What you will do
All material below is to be reproduced exactly.

(Figure record extracts)
---
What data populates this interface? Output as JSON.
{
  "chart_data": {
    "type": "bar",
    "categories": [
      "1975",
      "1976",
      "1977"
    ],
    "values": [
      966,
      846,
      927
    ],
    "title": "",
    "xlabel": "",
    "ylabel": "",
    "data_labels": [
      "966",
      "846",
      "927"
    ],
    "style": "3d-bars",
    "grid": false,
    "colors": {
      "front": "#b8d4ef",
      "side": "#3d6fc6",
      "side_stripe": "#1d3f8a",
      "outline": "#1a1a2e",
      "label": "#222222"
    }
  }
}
---
Answer for this exercise
What data populates this interface? Output as JSON.
{
  "chart_data": {
    "type": "bar",
    "categories": [
      "1975",
      "1976",
      "1977"
    ],
    "values": [
      966,
      846,
      927
    ],
    "title": "",
    "xlabel": "",
    "ylabel": "",
    "data_labels": [
      "966",
      "846",
      "927"
    ],
    "style": "3d-bars",
    "grid": false,
    "colors": {
      "front": "#b8d4ef",
      "side": "#3d6fc6",
      "side_stripe": "#1d3f8a",
      "outline": "#1a1a2e",
      "label": "#222222"
    }
  }
}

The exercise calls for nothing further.